#### [Stated goal]
Copy out every line exactly as given.

A block of data
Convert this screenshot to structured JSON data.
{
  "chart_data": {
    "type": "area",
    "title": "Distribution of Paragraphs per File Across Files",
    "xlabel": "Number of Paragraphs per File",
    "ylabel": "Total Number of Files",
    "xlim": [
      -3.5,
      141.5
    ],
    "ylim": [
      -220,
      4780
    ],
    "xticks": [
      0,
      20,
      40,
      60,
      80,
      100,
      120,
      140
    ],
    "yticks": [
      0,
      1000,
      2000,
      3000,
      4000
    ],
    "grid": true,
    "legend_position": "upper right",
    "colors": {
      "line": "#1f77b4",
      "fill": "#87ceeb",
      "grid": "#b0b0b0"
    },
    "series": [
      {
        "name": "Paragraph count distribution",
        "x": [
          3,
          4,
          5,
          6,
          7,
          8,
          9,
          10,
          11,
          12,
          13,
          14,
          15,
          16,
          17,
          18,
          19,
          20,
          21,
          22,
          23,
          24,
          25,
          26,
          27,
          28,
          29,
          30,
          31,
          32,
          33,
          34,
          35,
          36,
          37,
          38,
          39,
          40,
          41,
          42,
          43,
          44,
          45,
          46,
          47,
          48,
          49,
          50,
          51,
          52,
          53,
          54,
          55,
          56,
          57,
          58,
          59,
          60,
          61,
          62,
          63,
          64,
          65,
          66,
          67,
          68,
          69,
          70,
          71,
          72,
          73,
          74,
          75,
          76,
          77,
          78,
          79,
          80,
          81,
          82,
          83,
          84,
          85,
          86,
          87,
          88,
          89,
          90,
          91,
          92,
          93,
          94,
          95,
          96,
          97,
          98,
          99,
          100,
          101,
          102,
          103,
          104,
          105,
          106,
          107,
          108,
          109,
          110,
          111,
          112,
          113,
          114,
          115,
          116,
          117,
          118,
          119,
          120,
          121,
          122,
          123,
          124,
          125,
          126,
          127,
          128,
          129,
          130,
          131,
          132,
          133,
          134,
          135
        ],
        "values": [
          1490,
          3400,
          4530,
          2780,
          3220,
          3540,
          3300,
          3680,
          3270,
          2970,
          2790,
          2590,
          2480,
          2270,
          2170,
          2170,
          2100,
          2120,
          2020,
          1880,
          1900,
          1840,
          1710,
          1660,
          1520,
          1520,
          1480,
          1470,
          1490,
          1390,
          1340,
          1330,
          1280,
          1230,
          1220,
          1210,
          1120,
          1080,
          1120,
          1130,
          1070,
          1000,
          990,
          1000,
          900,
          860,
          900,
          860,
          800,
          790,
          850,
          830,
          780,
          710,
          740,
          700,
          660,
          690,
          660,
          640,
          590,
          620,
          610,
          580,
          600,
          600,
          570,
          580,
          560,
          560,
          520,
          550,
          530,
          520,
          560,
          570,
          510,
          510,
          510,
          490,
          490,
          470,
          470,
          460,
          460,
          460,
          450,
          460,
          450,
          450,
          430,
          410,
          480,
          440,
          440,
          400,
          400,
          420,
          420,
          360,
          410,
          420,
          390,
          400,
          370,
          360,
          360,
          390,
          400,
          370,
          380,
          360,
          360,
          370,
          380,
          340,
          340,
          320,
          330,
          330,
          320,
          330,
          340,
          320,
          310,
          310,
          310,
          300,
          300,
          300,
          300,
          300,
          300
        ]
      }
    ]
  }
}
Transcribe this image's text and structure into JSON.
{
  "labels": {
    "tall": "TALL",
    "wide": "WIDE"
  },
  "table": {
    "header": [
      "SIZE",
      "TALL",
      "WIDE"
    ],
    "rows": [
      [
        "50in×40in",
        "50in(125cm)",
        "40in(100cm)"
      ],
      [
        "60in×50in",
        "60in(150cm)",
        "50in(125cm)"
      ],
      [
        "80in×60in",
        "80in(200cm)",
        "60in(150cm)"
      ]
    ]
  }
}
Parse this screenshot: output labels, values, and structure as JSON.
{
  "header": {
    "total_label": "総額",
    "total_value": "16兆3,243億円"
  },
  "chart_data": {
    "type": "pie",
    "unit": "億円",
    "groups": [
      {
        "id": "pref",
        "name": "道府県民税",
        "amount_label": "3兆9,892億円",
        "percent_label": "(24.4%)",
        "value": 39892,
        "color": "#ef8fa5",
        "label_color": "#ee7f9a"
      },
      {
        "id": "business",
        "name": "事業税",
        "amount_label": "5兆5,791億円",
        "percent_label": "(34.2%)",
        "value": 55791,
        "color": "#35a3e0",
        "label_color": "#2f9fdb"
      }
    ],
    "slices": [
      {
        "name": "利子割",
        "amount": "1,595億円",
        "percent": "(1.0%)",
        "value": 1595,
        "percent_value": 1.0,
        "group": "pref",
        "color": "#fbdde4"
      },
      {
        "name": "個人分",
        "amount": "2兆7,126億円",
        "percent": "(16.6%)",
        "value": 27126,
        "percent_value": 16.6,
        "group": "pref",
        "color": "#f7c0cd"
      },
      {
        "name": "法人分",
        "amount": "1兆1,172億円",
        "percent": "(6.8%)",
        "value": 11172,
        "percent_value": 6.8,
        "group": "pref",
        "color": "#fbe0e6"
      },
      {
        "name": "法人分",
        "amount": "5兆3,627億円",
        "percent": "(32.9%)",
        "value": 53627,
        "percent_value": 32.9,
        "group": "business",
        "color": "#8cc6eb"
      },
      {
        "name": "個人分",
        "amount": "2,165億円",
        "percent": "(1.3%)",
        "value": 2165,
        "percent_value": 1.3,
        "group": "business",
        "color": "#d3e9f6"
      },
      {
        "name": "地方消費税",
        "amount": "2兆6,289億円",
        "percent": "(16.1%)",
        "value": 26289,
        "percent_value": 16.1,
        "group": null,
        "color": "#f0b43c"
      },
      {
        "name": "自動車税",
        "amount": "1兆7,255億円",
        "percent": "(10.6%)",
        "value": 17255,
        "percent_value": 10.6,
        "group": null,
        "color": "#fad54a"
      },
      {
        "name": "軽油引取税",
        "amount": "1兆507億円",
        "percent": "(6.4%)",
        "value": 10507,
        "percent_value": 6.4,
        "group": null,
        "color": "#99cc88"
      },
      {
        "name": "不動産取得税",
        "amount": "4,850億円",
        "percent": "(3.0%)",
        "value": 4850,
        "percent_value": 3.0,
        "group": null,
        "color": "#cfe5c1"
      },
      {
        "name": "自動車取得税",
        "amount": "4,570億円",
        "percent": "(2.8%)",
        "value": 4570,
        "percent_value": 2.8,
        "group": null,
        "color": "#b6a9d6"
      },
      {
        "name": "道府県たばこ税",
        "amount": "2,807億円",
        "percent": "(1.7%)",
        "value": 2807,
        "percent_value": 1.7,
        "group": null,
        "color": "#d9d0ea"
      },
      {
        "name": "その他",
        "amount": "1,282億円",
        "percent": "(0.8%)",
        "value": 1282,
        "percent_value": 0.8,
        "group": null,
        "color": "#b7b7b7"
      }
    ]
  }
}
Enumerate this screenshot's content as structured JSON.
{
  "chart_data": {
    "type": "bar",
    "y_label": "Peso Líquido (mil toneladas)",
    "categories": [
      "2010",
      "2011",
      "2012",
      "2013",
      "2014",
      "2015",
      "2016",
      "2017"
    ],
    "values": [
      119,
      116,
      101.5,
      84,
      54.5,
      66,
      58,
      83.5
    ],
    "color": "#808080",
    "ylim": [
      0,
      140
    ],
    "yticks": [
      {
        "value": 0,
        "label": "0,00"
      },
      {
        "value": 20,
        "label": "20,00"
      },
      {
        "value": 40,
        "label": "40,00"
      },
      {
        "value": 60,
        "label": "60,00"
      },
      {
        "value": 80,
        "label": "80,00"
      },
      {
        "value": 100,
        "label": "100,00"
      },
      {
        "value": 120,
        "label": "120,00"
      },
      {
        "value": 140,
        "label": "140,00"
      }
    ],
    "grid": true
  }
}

#### [The result]
Convert this screenshot to structured JSON data.
{
  "chart_data": {
    "type": "area",
    "title": "Distribution of Paragraphs per File Across Files",
    "xlabel": "Number of Paragraphs per File",
    "ylabel": "Total Number of Files",
    "xlim": [
      -3.5,
      141.5
    ],
    "ylim": [
      -220,
      4780
    ],
    "xticks": [
      0,
      20,
      40,
      60,
      80,
      100,
      120,
      140
    ],
    "yticks": [
      0,
      1000,
      2000,
      3000,
      4000
    ],
    "grid": true,
    "legend_position": "upper right",
    "colors": {
      "line": "#1f77b4",
      "fill": "#87ceeb",
      "grid": "#b0b0b0"
    },
    "series": [
      {
        "name": "Paragraph count distribution",
        "x": [
          3,
          4,
          5,
          6,
          7,
          8,
          9,
          10,
          11,
          12,
          13,
          14,
          15,
          16,
          17,
          18,
          19,
          20,
          21,
          22,
          23,
          24,
          25,
          26,
          27,
          28,
          29,
          30,
          31,
          32,
          33,
          34,
          35,
          36,
          37,
          38,
          39,
          40,
          41,
          42,
          43,
          44,
          45,
          46,
          47,
          48,
          49,
          50,
          51,
          52,
          53,
          54,
          55,
          56,
          57,
          58,
          59,
          60,
          61,
          62,
          63,
          64,
          65,
          66,
          67,
          68,
          69,
          70,
          71,
          72,
          73,
          74,
          75,
          76,
          77,
          78,
          79,
          80,
          81,
          82,
          83,
          84,
          85,
          86,
          87,
          88,
          89,
          90,
          91,
          92,
          93,
          94,
          95,
          96,
          97,
          98,
          99,
          100,
          101,
          102,
          103,
          104,
          105,
          106,
          107,
          108,
          109,
          110,
          111,
          112,
          113,
          114,
          115,
          116,
          117,
          118,
          119,
          120,
          121,
          122,
          123,
          124,
          125,
          126,
          127,
          128,
          129,
          130,
          131,
          132,
          133,
          134,
          135
        ],
        "values": [
          1490,
          3400,
          4530,
          2780,
          3220,
          3540,
          3300,
          3680,
          3270,
          2970,
          2790,
          2590,
          2480,
          2270,
          2170,
          2170,
          2100,
          2120,
          2020,
          1880,
          1900,
          1840,
          1710,
          1660,
          1520,
          1520,
          1480,
          1470,
          1490,
          1390,
          1340,
          1330,
          1280,
          1230,
          1220,
          1210,
          1120,
          1080,
          1120,
          1130,
          1070,
          1000,
          990,
          1000,
          900,
          860,
          900,
          860,
          800,
          790,
          850,
          830,
          780,
          710,
          740,
          700,
          660,
          690,
          660,
          640,
          590,
          620,
          610,
          580,
          600,
          600,
          570,
          580,
          560,
          560,
          520,
          550,
          530,
          520,
          560,
          570,
          510,
          510,
          510,
          490,
          490,
          470,
          470,
          460,
          460,
          460,
          450,
          460,
          450,
          450,
          430,
          410,
          480,
          440,
          440,
          400,
          400,
          420,
          420,
          360,
          410,
          420,
          390,
          400,
          370,
          360,
          360,
          390,
          400,
          370,
          380,
          360,
          360,
          370,
          380,
          340,
          340,
          320,
          330,
          330,
          320,
          330,
          340,
          320,
          310,
          310,
          310,
          300,
          300,
          300,
          300,
          300,
          300
        ]
      }
    ]
  }
}
Transcribe this image's text and structure into JSON.
{
  "labels": {
    "tall": "TALL",
    "wide": "WIDE"
  },
  "table": {
    "header": [
      "SIZE",
      "TALL",
      "WIDE"
    ],
    "rows": [
      [
        "50in×40in",
        "50in(125cm)",
        "40in(100cm)"
      ],
      [
        "60in×50in",
        "60in(150cm)",
        "50in(125cm)"
      ],
      [
        "80in×60in",
        "80in(200cm)",
        "60in(150cm)"
      ]
    ]
  }
}
Parse this screenshot: output labels, values, and structure as JSON.
{
  "header": {
    "total_label": "総額",
    "total_value": "16兆3,243億円"
  },
  "chart_data": {
    "type": "pie",
    "unit": "億円",
    "groups": [
      {
        "id": "pref",
        "name": "道府県民税",
        "amount_label": "3兆9,892億円",
        "percent_label": "(24.4%)",
        "value": 39892,
        "color": "#ef8fa5",
        "label_color": "#ee7f9a"
      },
      {
        "id": "business",
        "name": "事業税",
        "amount_label": "5兆5,791億円",
        "percent_label": "(34.2%)",
        "value": 55791,
        "color": "#35a3e0",
        "label_color": "#2f9fdb"
      }
    ],
    "slices": [
      {
        "name": "利子割",
        "amount": "1,595億円",
        "percent": "(1.0%)",
        "value": 1595,
        "percent_value": 1.0,
        "group": "pref",
        "color": "#fbdde4"
      },
      {
        "name": "個人分",
        "amount": "2兆7,126億円",
        "percent": "(16.6%)",
        "value": 27126,
        "percent_value": 16.6,
        "group": "pref",
        "color": "#f7c0cd"
      },
      {
        "name": "法人分",
        "amount": "1兆1,172億円",
        "percent": "(6.8%)",
        "value": 11172,
        "percent_value": 6.8,
        "group": "pref",
        "color": "#fbe0e6"
      },
      {
        "name": "法人分",
        "amount": "5兆3,627億円",
        "percent": "(32.9%)",
        "value": 53627,
        "percent_value": 32.9,
        "group": "business",
        "color": "#8cc6eb"
      },
      {
        "name": "個人分",
        "amount": "2,165億円",
        "percent": "(1.3%)",
        "value": 2165,
        "percent_value": 1.3,
        "group": "business",
        "color": "#d3e9f6"
      },
      {
        "name": "地方消費税",
        "amount": "2兆6,289億円",
        "percent": "(16.1%)",
        "value": 26289,
        "percent_value": 16.1,
        "group": null,
        "color": "#f0b43c"
      },
      {
        "name": "自動車税",
        "amount": "1兆7,255億円",
        "percent": "(10.6%)",
        "value": 17255,
        "percent_value": 10.6,
        "group": null,
        "color": "#fad54a"
      },
      {
        "name": "軽油引取税",
        "amount": "1兆507億円",
        "percent": "(6.4%)",
        "value": 10507,
        "percent_value": 6.4,
        "group": null,
        "color": "#99cc88"
      },
      {
        "name": "不動産取得税",
        "amount": "4,850億円",
        "percent": "(3.0%)",
        "value": 4850,
        "percent_value": 3.0,
        "group": null,
        "color": "#cfe5c1"
      },
      {
        "name": "自動車取得税",
        "amount": "4,570億円",
        "percent": "(2.8%)",
        "value": 4570,
        "percent_value": 2.8,
        "group": null,
        "color": "#b6a9d6"
      },
      {
        "name": "道府県たばこ税",
        "amount": "2,807億円",
        "percent": "(1.7%)",
        "value": 2807,
        "percent_value": 1.7,
        "group": null,
        "color": "#d9d0ea"
      },
      {
        "name": "その他",
        "amount": "1,282億円",
        "percent": "(0.8%)",
        "value": 1282,
        "percent_value": 0.8,
        "group": null,
        "color": "#b7b7b7"
      }
    ]
  }
}
Enumerate this screenshot's content as structured JSON.
{
  "chart_data": {
    "type": "bar",
    "y_label": "Peso Líquido (mil toneladas)",
    "categories": [
      "2010",
      "2011",
      "2012",
      "2013",
      "2014",
      "2015",
      "2016",
      "2017"
    ],
    "values": [
      119,
      116,
      101.5,
      84,
      54.5,
      66,
      58,
      83.5
    ],
    "color": "#808080",
    "ylim": [
      0,
      140
    ],
    "yticks": [
      {
        "value": 0,
        "label": "0,00"
      },
      {
        "value": 20,
        "label": "20,00"
      },
      {
        "value": 40,
        "label": "40,00"
      },
      {
        "value": 60,
        "label": "60,00"
      },
      {
        "value": 80,
        "label": "80,00"
      },
      {
        "value": 100,
        "label": "100,00"
      },
      {
        "value": 120,
        "label": "120,00"
      },
      {
        "value": 140,
        "label": "140,00"
      }
    ],
    "grid": true
  }
}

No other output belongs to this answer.